[EXERCISE DESCRIPTION]
Work through the data below and give the number of lines holding "Rincian", nothing more.
─── EXERCISE INPUT
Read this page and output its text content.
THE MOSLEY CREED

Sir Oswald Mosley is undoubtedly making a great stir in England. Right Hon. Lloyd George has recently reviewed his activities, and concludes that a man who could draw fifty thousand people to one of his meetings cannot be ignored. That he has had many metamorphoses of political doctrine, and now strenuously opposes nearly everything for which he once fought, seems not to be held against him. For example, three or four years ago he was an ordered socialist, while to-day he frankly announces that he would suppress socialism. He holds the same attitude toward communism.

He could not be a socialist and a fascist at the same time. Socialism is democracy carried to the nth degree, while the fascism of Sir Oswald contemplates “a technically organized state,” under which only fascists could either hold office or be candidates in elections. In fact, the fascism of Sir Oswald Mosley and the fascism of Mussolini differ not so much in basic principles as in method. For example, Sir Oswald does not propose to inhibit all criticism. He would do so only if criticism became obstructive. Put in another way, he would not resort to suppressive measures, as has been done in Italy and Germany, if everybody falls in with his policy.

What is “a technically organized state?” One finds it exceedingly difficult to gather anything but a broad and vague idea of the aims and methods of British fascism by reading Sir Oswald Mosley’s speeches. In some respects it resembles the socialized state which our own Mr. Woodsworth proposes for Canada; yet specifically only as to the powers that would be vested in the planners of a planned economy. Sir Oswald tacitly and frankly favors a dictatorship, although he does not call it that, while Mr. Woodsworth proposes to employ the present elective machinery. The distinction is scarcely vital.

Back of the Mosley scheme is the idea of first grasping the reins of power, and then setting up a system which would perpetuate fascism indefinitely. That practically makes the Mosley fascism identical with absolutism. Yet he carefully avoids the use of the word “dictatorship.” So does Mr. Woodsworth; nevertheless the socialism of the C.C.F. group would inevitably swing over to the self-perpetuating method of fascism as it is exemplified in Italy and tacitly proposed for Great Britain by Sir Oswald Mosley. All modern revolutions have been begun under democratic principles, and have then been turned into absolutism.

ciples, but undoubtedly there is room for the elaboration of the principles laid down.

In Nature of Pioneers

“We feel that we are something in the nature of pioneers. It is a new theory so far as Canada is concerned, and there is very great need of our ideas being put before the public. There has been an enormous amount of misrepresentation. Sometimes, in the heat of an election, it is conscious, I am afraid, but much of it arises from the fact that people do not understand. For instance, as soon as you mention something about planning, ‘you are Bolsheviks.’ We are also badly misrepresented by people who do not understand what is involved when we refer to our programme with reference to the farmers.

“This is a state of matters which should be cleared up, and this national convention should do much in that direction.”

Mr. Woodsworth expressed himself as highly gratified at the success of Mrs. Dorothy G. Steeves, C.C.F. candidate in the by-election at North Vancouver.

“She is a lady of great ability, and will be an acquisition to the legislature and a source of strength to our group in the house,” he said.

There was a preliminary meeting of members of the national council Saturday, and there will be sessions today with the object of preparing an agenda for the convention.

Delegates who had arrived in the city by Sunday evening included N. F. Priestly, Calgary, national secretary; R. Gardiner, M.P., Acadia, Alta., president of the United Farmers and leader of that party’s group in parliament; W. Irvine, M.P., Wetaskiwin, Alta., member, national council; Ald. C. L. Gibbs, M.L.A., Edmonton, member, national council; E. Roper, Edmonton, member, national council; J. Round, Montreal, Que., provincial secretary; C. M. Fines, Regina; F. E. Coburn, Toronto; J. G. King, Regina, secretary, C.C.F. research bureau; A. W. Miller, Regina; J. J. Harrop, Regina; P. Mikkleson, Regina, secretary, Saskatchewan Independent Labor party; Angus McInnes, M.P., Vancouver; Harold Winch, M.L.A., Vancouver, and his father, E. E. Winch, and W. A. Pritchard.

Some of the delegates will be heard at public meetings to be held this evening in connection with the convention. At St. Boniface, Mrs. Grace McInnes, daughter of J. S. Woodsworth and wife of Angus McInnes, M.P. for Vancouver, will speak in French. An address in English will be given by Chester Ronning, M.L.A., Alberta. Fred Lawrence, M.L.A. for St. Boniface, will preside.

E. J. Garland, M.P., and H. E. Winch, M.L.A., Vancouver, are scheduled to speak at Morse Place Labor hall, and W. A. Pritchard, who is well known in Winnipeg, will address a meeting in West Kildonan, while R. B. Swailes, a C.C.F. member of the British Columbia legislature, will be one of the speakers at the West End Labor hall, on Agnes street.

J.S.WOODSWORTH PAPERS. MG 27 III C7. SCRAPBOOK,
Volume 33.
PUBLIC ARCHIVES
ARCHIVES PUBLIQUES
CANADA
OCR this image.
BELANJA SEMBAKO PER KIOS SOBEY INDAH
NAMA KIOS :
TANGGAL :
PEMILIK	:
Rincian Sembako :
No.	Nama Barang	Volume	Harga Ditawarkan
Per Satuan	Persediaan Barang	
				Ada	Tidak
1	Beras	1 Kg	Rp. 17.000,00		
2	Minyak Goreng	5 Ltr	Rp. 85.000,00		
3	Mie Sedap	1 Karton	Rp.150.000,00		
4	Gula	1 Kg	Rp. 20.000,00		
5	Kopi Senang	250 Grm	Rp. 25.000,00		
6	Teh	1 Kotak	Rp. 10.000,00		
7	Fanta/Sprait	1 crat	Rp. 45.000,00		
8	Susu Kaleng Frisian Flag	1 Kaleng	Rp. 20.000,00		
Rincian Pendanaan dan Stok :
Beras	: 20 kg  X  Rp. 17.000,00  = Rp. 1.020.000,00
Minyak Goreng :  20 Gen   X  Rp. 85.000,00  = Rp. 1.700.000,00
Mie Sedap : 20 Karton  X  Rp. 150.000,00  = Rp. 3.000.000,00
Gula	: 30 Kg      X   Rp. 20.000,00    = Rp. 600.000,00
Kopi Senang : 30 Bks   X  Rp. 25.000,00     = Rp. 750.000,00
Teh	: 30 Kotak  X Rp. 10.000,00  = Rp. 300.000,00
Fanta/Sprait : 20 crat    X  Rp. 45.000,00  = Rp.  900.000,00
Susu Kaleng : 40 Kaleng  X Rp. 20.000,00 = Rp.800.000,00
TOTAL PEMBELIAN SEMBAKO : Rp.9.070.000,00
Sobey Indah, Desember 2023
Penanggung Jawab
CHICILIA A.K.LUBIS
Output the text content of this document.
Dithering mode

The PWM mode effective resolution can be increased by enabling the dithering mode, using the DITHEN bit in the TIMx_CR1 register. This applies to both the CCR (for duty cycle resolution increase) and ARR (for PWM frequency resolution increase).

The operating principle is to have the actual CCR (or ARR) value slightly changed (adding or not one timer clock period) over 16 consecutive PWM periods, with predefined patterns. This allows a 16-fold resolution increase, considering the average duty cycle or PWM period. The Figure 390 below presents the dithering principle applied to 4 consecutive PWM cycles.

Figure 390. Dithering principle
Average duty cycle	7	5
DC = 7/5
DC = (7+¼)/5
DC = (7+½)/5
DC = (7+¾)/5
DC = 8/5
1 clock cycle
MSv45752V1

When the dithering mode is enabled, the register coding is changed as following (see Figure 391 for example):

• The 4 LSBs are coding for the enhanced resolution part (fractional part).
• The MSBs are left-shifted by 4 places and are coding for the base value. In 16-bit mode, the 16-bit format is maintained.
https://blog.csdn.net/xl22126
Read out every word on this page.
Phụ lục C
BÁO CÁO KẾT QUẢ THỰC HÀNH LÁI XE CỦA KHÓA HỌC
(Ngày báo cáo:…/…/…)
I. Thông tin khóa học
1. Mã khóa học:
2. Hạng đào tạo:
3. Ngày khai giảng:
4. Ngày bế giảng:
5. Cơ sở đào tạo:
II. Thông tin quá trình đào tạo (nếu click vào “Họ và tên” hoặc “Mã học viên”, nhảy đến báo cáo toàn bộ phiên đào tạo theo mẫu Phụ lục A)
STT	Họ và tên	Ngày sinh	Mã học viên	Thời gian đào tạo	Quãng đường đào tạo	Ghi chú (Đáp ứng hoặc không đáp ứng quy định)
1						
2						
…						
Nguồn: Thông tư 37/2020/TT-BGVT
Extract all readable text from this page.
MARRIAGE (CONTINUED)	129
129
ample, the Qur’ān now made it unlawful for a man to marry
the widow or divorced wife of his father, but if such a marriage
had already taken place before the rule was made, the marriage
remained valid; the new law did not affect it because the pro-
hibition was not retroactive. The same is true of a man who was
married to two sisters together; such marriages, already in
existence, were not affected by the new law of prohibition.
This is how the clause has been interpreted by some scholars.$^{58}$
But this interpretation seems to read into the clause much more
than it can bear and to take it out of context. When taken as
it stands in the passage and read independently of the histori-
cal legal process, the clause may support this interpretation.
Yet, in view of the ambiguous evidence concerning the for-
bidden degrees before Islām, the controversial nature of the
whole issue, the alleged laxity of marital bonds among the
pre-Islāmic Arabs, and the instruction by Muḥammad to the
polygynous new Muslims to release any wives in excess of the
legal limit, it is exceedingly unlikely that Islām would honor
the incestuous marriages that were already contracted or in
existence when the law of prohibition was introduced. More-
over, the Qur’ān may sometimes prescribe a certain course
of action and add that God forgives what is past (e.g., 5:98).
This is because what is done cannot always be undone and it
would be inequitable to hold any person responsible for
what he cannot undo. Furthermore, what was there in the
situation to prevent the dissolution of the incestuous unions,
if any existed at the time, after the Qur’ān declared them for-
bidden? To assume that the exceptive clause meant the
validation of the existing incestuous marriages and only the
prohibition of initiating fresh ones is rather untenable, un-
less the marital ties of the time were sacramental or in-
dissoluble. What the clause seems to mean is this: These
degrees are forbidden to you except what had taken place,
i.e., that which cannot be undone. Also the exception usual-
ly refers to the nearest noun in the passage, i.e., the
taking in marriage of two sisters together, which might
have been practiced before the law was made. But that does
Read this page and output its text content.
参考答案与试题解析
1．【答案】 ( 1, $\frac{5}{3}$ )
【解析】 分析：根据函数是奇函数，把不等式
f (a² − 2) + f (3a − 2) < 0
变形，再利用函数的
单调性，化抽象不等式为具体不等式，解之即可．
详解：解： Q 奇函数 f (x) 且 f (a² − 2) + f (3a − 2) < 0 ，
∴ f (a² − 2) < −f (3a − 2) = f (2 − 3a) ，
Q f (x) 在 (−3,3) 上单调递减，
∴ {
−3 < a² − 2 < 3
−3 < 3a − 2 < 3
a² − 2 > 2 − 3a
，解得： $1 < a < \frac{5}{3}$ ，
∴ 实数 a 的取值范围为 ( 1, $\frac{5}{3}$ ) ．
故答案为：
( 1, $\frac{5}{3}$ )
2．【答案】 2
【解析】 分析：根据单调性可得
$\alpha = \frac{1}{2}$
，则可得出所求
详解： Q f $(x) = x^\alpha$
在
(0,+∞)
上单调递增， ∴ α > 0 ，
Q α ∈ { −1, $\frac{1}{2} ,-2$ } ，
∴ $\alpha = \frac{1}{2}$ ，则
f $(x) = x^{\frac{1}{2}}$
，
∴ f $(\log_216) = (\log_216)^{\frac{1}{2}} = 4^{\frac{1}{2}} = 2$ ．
──────
[RESPONSE BELOW]
2